┌──

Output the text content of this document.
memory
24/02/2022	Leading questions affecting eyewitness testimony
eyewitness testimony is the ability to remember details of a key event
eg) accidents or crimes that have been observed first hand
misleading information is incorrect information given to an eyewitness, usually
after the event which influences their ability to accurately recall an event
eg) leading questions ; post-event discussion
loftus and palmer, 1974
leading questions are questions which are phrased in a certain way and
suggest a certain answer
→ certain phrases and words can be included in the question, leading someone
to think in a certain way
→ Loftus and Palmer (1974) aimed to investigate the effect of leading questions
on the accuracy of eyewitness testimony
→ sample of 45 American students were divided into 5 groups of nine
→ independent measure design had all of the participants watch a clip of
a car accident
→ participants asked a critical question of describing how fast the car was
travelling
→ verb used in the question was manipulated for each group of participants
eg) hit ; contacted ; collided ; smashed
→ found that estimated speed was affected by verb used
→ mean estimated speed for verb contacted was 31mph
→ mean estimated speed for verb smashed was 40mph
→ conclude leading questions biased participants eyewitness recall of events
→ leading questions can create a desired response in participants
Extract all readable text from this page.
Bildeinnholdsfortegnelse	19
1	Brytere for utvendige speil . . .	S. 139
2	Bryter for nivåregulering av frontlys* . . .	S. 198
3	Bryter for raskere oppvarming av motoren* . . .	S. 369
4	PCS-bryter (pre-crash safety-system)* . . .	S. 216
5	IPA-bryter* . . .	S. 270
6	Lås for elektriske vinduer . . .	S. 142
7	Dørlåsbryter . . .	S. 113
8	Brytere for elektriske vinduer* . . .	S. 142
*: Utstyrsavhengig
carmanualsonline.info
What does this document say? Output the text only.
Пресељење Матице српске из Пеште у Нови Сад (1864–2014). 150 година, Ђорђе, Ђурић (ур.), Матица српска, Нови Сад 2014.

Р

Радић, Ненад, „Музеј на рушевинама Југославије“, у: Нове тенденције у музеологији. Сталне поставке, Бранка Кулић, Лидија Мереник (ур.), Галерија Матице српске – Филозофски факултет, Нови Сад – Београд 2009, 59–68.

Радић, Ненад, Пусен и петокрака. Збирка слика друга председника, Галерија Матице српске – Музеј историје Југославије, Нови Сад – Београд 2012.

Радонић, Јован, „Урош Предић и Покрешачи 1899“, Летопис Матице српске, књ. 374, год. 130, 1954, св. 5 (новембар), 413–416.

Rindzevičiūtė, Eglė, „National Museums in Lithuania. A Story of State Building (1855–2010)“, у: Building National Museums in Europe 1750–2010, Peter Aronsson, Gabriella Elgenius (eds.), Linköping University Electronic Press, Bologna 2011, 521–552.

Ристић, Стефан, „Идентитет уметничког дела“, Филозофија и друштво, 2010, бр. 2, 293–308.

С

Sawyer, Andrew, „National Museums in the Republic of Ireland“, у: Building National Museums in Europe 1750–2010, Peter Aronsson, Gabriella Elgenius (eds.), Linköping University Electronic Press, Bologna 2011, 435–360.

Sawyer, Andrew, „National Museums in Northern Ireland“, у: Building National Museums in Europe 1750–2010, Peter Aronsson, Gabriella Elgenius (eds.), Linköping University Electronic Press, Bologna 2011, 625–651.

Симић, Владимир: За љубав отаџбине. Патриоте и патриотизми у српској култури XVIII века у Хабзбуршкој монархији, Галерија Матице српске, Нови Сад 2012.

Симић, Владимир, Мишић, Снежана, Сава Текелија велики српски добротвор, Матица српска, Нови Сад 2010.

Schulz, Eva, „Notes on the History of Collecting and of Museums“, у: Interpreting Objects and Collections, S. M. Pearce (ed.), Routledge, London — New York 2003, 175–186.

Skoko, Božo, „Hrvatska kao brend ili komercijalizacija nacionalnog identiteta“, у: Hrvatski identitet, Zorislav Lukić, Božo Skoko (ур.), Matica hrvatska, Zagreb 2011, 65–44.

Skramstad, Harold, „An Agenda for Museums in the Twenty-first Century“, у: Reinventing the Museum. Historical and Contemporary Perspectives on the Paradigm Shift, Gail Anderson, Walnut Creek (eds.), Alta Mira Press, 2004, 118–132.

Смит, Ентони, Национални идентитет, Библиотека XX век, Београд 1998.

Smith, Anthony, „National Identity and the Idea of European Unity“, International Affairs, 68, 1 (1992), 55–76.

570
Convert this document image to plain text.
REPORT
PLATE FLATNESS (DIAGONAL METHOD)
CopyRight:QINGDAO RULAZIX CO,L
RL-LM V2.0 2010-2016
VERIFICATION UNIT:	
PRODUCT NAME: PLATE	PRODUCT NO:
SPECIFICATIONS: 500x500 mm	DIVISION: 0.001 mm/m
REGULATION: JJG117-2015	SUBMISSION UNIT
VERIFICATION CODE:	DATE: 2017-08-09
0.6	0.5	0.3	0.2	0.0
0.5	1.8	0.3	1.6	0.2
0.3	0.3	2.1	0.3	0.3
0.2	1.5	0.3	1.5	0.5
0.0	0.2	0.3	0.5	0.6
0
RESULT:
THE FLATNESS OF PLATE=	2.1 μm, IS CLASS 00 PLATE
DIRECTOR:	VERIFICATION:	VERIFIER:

└──

CHALLENGE
Hand back the material above in full, exactly as written.

WORKED SOLUTION
Output the text content of this document.
memory
24/02/2022	Leading questions affecting eyewitness testimony
eyewitness testimony is the ability to remember details of a key event
eg) accidents or crimes that have been observed first hand
misleading information is incorrect information given to an eyewitness, usually
after the event which influences their ability to accurately recall an event
eg) leading questions ; post-event discussion
loftus and palmer, 1974
leading questions are questions which are phrased in a certain way and
suggest a certain answer
→ certain phrases and words can be included in the question, leading someone
to think in a certain way
→ Loftus and Palmer (1974) aimed to investigate the effect of leading questions
on the accuracy of eyewitness testimony
→ sample of 45 American students were divided into 5 groups of nine
→ independent measure design had all of the participants watch a clip of
a car accident
→ participants asked a critical question of describing how fast the car was
travelling
→ verb used in the question was manipulated for each group of participants
eg) hit ; contacted ; collided ; smashed
→ found that estimated speed was affected by verb used
→ mean estimated speed for verb contacted was 31mph
→ mean estimated speed for verb smashed was 40mph
→ conclude leading questions biased participants eyewitness recall of events
→ leading questions can create a desired response in participants
Extract all readable text from this page.
Bildeinnholdsfortegnelse	19
1	Brytere for utvendige speil . . .	S. 139
2	Bryter for nivåregulering av frontlys* . . .	S. 198
3	Bryter for raskere oppvarming av motoren* . . .	S. 369
4	PCS-bryter (pre-crash safety-system)* . . .	S. 216
5	IPA-bryter* . . .	S. 270
6	Lås for elektriske vinduer . . .	S. 142
7	Dørlåsbryter . . .	S. 113
8	Brytere for elektriske vinduer* . . .	S. 142
*: Utstyrsavhengig
carmanualsonline.info
What does this document say? Output the text only.
Пресељење Матице српске из Пеште у Нови Сад (1864–2014). 150 година, Ђорђе, Ђурић (ур.), Матица српска, Нови Сад 2014.

Р

Радић, Ненад, „Музеј на рушевинама Југославије“, у: Нове тенденције у музеологији. Сталне поставке, Бранка Кулић, Лидија Мереник (ур.), Галерија Матице српске – Филозофски факултет, Нови Сад – Београд 2009, 59–68.

Радић, Ненад, Пусен и петокрака. Збирка слика друга председника, Галерија Матице српске – Музеј историје Југославије, Нови Сад – Београд 2012.

Радонић, Јован, „Урош Предић и Покрешачи 1899“, Летопис Матице српске, књ. 374, год. 130, 1954, св. 5 (новембар), 413–416.

Rindzevičiūtė, Eglė, „National Museums in Lithuania. A Story of State Building (1855–2010)“, у: Building National Museums in Europe 1750–2010, Peter Aronsson, Gabriella Elgenius (eds.), Linköping University Electronic Press, Bologna 2011, 521–552.

Ристић, Стефан, „Идентитет уметничког дела“, Филозофија и друштво, 2010, бр. 2, 293–308.

С

Sawyer, Andrew, „National Museums in the Republic of Ireland“, у: Building National Museums in Europe 1750–2010, Peter Aronsson, Gabriella Elgenius (eds.), Linköping University Electronic Press, Bologna 2011, 435–360.

Sawyer, Andrew, „National Museums in Northern Ireland“, у: Building National Museums in Europe 1750–2010, Peter Aronsson, Gabriella Elgenius (eds.), Linköping University Electronic Press, Bologna 2011, 625–651.

Симић, Владимир: За љубав отаџбине. Патриоте и патриотизми у српској култури XVIII века у Хабзбуршкој монархији, Галерија Матице српске, Нови Сад 2012.

Симић, Владимир, Мишић, Снежана, Сава Текелија велики српски добротвор, Матица српска, Нови Сад 2010.

Schulz, Eva, „Notes on the History of Collecting and of Museums“, у: Interpreting Objects and Collections, S. M. Pearce (ed.), Routledge, London — New York 2003, 175–186.

Skoko, Božo, „Hrvatska kao brend ili komercijalizacija nacionalnog identiteta“, у: Hrvatski identitet, Zorislav Lukić, Božo Skoko (ур.), Matica hrvatska, Zagreb 2011, 65–44.

Skramstad, Harold, „An Agenda for Museums in the Twenty-first Century“, у: Reinventing the Museum. Historical and Contemporary Perspectives on the Paradigm Shift, Gail Anderson, Walnut Creek (eds.), Alta Mira Press, 2004, 118–132.

Смит, Ентони, Национални идентитет, Библиотека XX век, Београд 1998.

Smith, Anthony, „National Identity and the Idea of European Unity“, International Affairs, 68, 1 (1992), 55–76.

570
Convert this document image to plain text.
REPORT
PLATE FLATNESS (DIAGONAL METHOD)
CopyRight:QINGDAO RULAZIX CO,L
RL-LM V2.0 2010-2016
VERIFICATION UNIT:	
PRODUCT NAME: PLATE	PRODUCT NO:
SPECIFICATIONS: 500x500 mm	DIVISION: 0.001 mm/m
REGULATION: JJG117-2015	SUBMISSION UNIT
VERIFICATION CODE:	DATE: 2017-08-09
0.6	0.5	0.3	0.2	0.0
0.5	1.8	0.3	1.6	0.2
0.3	0.3	2.1	0.3	0.3
0.2	1.5	0.3	1.5	0.5
0.0	0.2	0.3	0.5	0.6
0
RESULT:
THE FLATNESS OF PLATE=	2.1 μm, IS CLASS 00 PLATE
DIRECTOR:	VERIFICATION:	VERIFIER:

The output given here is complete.